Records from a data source

(begin)

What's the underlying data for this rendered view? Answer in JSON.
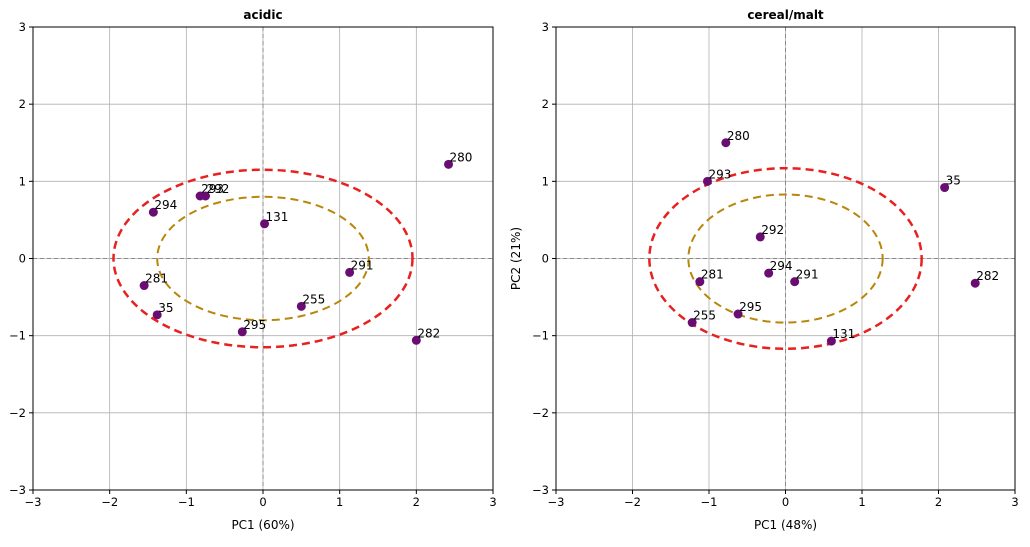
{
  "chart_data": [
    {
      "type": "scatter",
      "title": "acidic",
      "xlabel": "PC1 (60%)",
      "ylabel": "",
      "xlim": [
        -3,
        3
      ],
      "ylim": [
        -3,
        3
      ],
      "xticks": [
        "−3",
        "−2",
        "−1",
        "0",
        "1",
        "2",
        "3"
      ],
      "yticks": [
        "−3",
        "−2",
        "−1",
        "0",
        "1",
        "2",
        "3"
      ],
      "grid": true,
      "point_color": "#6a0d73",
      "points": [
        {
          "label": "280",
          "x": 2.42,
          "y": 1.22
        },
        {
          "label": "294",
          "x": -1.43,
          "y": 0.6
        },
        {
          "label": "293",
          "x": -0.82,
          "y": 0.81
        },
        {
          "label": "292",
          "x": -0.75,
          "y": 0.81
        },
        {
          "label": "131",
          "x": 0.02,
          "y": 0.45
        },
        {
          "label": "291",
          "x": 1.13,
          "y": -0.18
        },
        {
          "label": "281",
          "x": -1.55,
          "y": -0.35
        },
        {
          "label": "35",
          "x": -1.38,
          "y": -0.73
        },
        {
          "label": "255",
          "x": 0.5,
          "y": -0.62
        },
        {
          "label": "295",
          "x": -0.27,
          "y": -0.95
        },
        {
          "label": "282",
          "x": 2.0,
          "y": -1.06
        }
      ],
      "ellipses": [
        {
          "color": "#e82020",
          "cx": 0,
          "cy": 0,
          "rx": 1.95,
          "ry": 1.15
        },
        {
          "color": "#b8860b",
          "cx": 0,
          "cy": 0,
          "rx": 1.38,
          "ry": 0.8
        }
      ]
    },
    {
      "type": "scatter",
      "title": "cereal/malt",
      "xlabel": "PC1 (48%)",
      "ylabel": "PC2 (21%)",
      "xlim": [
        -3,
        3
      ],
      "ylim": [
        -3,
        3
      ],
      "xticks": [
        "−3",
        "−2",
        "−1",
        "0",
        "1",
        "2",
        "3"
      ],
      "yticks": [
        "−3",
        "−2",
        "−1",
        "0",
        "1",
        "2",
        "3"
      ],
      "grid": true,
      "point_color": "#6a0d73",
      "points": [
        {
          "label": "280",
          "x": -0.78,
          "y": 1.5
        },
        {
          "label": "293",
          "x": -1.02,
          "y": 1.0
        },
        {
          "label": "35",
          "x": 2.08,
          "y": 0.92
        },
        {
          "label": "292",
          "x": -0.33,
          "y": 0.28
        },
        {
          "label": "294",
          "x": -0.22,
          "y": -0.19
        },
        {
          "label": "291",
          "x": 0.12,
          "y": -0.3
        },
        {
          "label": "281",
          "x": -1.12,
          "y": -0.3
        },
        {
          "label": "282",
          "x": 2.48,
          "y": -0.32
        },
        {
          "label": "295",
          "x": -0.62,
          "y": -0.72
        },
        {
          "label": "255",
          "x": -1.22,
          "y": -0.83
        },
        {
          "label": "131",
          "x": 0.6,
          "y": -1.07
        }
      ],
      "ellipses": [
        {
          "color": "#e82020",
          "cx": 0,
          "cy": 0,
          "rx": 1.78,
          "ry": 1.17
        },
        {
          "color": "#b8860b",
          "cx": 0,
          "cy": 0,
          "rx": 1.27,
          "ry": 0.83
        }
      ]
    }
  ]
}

(end)

# Required task:
Make an exact reproduction of the listing above, without any pictures.

# Solution for this task:
What's the underlying data for this rendered view? Answer in JSON.
{
  "chart_data": [
    {
      "type": "scatter",
      "title": "acidic",
      "xlabel": "PC1 (60%)",
      "ylabel": "",
      "xlim": [
        -3,
        3
      ],
      "ylim": [
        -3,
        3
      ],
      "xticks": [
        "−3",
        "−2",
        "−1",
        "0",
        "1",
        "2",
        "3"
      ],
      "yticks": [
        "−3",
        "−2",
        "−1",
        "0",
        "1",
        "2",
        "3"
      ],
      "grid": true,
      "point_color": "#6a0d73",
      "points": [
        {
          "label": "280",
          "x": 2.42,
          "y": 1.22
        },
        {
          "label": "294",
          "x": -1.43,
          "y": 0.6
        },
        {
          "label": "293",
          "x": -0.82,
          "y": 0.81
        },
        {
          "label": "292",
          "x": -0.75,
          "y": 0.81
        },
        {
          "label": "131",
          "x": 0.02,
          "y": 0.45
        },
        {
          "label": "291",
          "x": 1.13,
          "y": -0.18
        },
        {
          "label": "281",
          "x": -1.55,
          "y": -0.35
        },
        {
          "label": "35",
          "x": -1.38,
          "y": -0.73
        },
        {
          "label": "255",
          "x": 0.5,
          "y": -0.62
        },
        {
          "label": "295",
          "x": -0.27,
          "y": -0.95
        },
        {
          "label": "282",
          "x": 2.0,
          "y": -1.06
        }
      ],
      "ellipses": [
        {
          "color": "#e82020",
          "cx": 0,
          "cy": 0,
          "rx": 1.95,
          "ry": 1.15
        },
        {
          "color": "#b8860b",
          "cx": 0,
          "cy": 0,
          "rx": 1.38,
          "ry": 0.8
        }
      ]
    },
    {
      "type": "scatter",
      "title": "cereal/malt",
      "xlabel": "PC1 (48%)",
      "ylabel": "PC2 (21%)",
      "xlim": [
        -3,
        3
      ],
      "ylim": [
        -3,
        3
      ],
      "xticks": [
        "−3",
        "−2",
        "−1",
        "0",
        "1",
        "2",
        "3"
      ],
      "yticks": [
        "−3",
        "−2",
        "−1",
        "0",
        "1",
        "2",
        "3"
      ],
      "grid": true,
      "point_color": "#6a0d73",
      "points": [
        {
          "label": "280",
          "x": -0.78,
          "y": 1.5
        },
        {
          "label": "293",
          "x": -1.02,
          "y": 1.0
        },
        {
          "label": "35",
          "x": 2.08,
          "y": 0.92
        },
        {
          "label": "292",
          "x": -0.33,
          "y": 0.28
        },
        {
          "label": "294",
          "x": -0.22,
          "y": -0.19
        },
        {
          "label": "291",
          "x": 0.12,
          "y": -0.3
        },
        {
          "label": "281",
          "x": -1.12,
          "y": -0.3
        },
        {
          "label": "282",
          "x": 2.48,
          "y": -0.32
        },
        {
          "label": "295",
          "x": -0.62,
          "y": -0.72
        },
        {
          "label": "255",
          "x": -1.22,
          "y": -0.83
        },
        {
          "label": "131",
          "x": 0.6,
          "y": -1.07
        }
      ],
      "ellipses": [
        {
          "color": "#e82020",
          "cx": 0,
          "cy": 0,
          "rx": 1.78,
          "ry": 1.17
        },
        {
          "color": "#b8860b",
          "cx": 0,
          "cy": 0,
          "rx": 1.27,
          "ry": 0.83
        }
      ]
    }
  ]
}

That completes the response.